▸ Exercise directions:
Transcribe the listing in full, excluding any pictures.

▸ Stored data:
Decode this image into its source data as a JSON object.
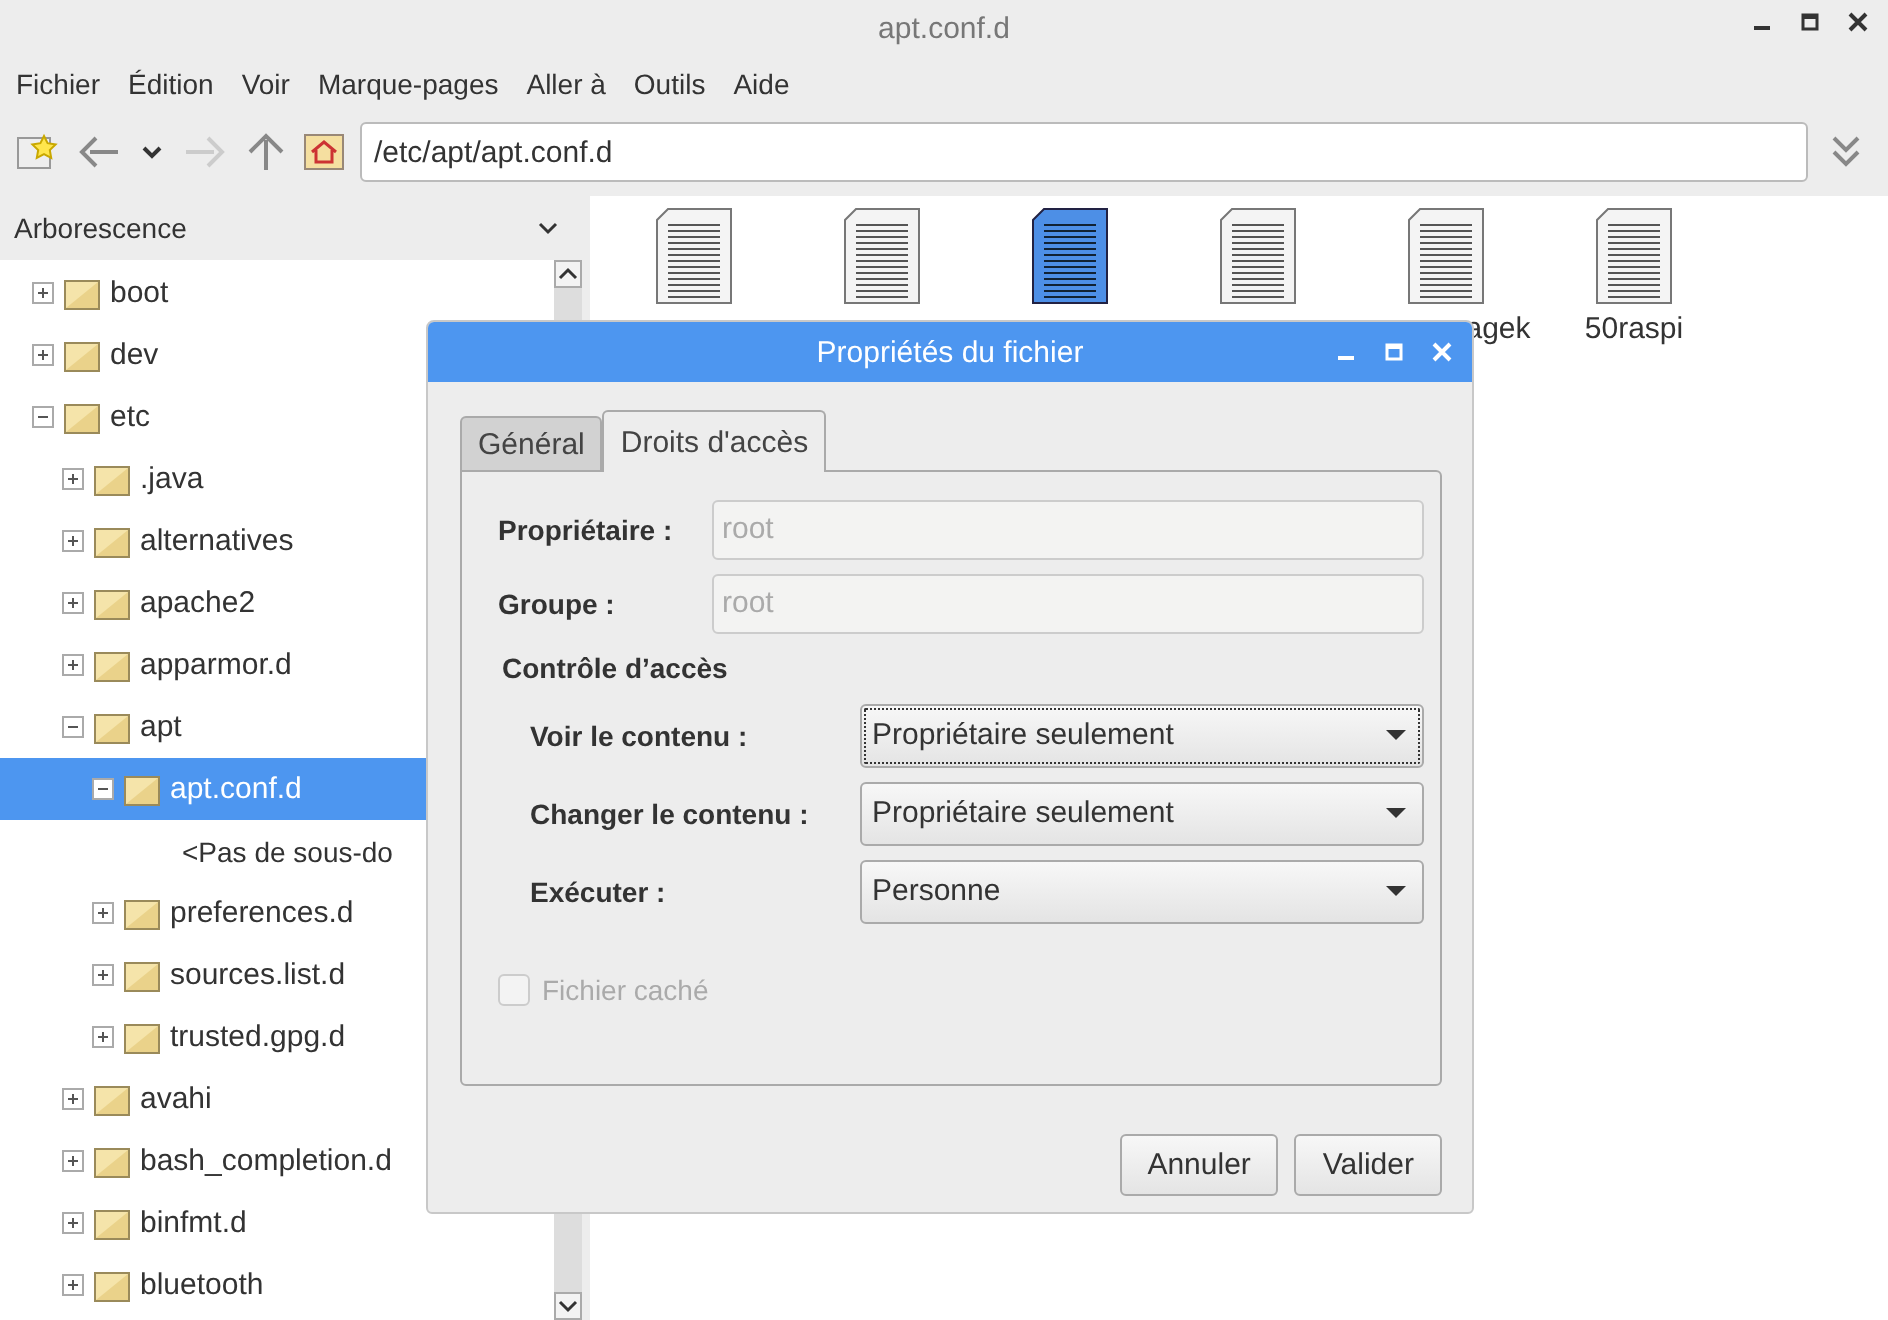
{
  "window": {
    "title": "apt.conf.d"
  },
  "menu": [
    "Fichier",
    "Édition",
    "Voir",
    "Marque-pages",
    "Aller à",
    "Outils",
    "Aide"
  ],
  "location": {
    "value": "/etc/apt/apt.conf.d"
  },
  "sidebar": {
    "title": "Arborescence",
    "tree": [
      {
        "label": "boot",
        "expanded": false,
        "selected": false
      },
      {
        "label": "dev",
        "expanded": false,
        "selected": false
      },
      {
        "label": "etc",
        "expanded": true,
        "selected": false,
        "children": [
          {
            "label": ".java",
            "expanded": false,
            "selected": false
          },
          {
            "label": "alternatives",
            "expanded": false,
            "selected": false
          },
          {
            "label": "apache2",
            "expanded": false,
            "selected": false
          },
          {
            "label": "apparmor.d",
            "expanded": false,
            "selected": false
          },
          {
            "label": "apt",
            "expanded": true,
            "selected": false,
            "children": [
              {
                "label": "apt.conf.d",
                "expanded": true,
                "selected": true,
                "children": [
                  {
                    "kind": "note",
                    "label": "<Pas de sous-do"
                  }
                ]
              },
              {
                "label": "preferences.d",
                "expanded": false,
                "selected": false
              },
              {
                "label": "sources.list.d",
                "expanded": false,
                "selected": false
              },
              {
                "label": "trusted.gpg.d",
                "expanded": false,
                "selected": false
              }
            ]
          },
          {
            "label": "avahi",
            "expanded": false,
            "selected": false
          },
          {
            "label": "bash_completion.d",
            "expanded": false,
            "selected": false
          },
          {
            "label": "binfmt.d",
            "expanded": false,
            "selected": false
          },
          {
            "label": "bluetooth",
            "expanded": false,
            "selected": false
          }
        ]
      }
    ]
  },
  "files": [
    {
      "selected": false
    },
    {
      "selected": false
    },
    {
      "selected": true
    },
    {
      "selected": false
    },
    {
      "selected": false,
      "label": "agek"
    },
    {
      "selected": false,
      "label": "50raspi"
    }
  ],
  "dialog": {
    "title": "Propriétés du fichier",
    "tabs": [
      {
        "label": "Général",
        "selected": false
      },
      {
        "label": "Droits d'accès",
        "selected": true
      }
    ],
    "fields": [
      {
        "label": "Propriétaire :",
        "value": "root",
        "disabled": true
      },
      {
        "label": "Groupe :",
        "value": "root",
        "disabled": true
      }
    ],
    "section": "Contrôle d’accès",
    "selects": [
      {
        "label": "Voir le contenu :",
        "value": "Propriétaire seulement",
        "focused": true
      },
      {
        "label": "Changer le contenu :",
        "value": "Propriétaire seulement",
        "focused": false
      },
      {
        "label": "Exécuter :",
        "value": "Personne",
        "focused": false
      }
    ],
    "hidden_file": {
      "label": "Fichier caché",
      "checked": false,
      "disabled": true
    },
    "buttons": [
      "Annuler",
      "Valider"
    ]
  }
}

▸ Solution:
Decode this image into its source data as a JSON object.
{
  "window": {
    "title": "apt.conf.d"
  },
  "menu": [
    "Fichier",
    "Édition",
    "Voir",
    "Marque-pages",
    "Aller à",
    "Outils",
    "Aide"
  ],
  "location": {
    "value": "/etc/apt/apt.conf.d"
  },
  "sidebar": {
    "title": "Arborescence",
    "tree": [
      {
        "label": "boot",
        "expanded": false,
        "selected": false
      },
      {
        "label": "dev",
        "expanded": false,
        "selected": false
      },
      {
        "label": "etc",
        "expanded": true,
        "selected": false,
        "children": [
          {
            "label": ".java",
            "expanded": false,
            "selected": false
          },
          {
            "label": "alternatives",
            "expanded": false,
            "selected": false
          },
          {
            "label": "apache2",
            "expanded": false,
            "selected": false
          },
          {
            "label": "apparmor.d",
            "expanded": false,
            "selected": false
          },
          {
            "label": "apt",
            "expanded": true,
            "selected": false,
            "children": [
              {
                "label": "apt.conf.d",
                "expanded": true,
                "selected": true,
                "children": [
                  {
                    "kind": "note",
                    "label": "<Pas de sous-do"
                  }
                ]
              },
              {
                "label": "preferences.d",
                "expanded": false,
                "selected": false
              },
              {
                "label": "sources.list.d",
                "expanded": false,
                "selected": false
              },
              {
                "label": "trusted.gpg.d",
                "expanded": false,
                "selected": false
              }
            ]
          },
          {
            "label": "avahi",
            "expanded": false,
            "selected": false
          },
          {
            "label": "bash_completion.d",
            "expanded": false,
            "selected": false
          },
          {
            "label": "binfmt.d",
            "expanded": false,
            "selected": false
          },
          {
            "label": "bluetooth",
            "expanded": false,
            "selected": false
          }
        ]
      }
    ]
  },
  "files": [
    {
      "selected": false
    },
    {
      "selected": false
    },
    {
      "selected": true
    },
    {
      "selected": false
    },
    {
      "selected": false,
      "label": "agek"
    },
    {
      "selected": false,
      "label": "50raspi"
    }
  ],
  "dialog": {
    "title": "Propriétés du fichier",
    "tabs": [
      {
        "label": "Général",
        "selected": false
      },
      {
        "label": "Droits d'accès",
        "selected": true
      }
    ],
    "fields": [
      {
        "label": "Propriétaire :",
        "value": "root",
        "disabled": true
      },
      {
        "label": "Groupe :",
        "value": "root",
        "disabled": true
      }
    ],
    "section": "Contrôle d’accès",
    "selects": [
      {
        "label": "Voir le contenu :",
        "value": "Propriétaire seulement",
        "focused": true
      },
      {
        "label": "Changer le contenu :",
        "value": "Propriétaire seulement",
        "focused": false
      },
      {
        "label": "Exécuter :",
        "value": "Personne",
        "focused": false
      }
    ],
    "hidden_file": {
      "label": "Fichier caché",
      "checked": false,
      "disabled": true
    },
    "buttons": [
      "Annuler",
      "Valider"
    ]
  }
}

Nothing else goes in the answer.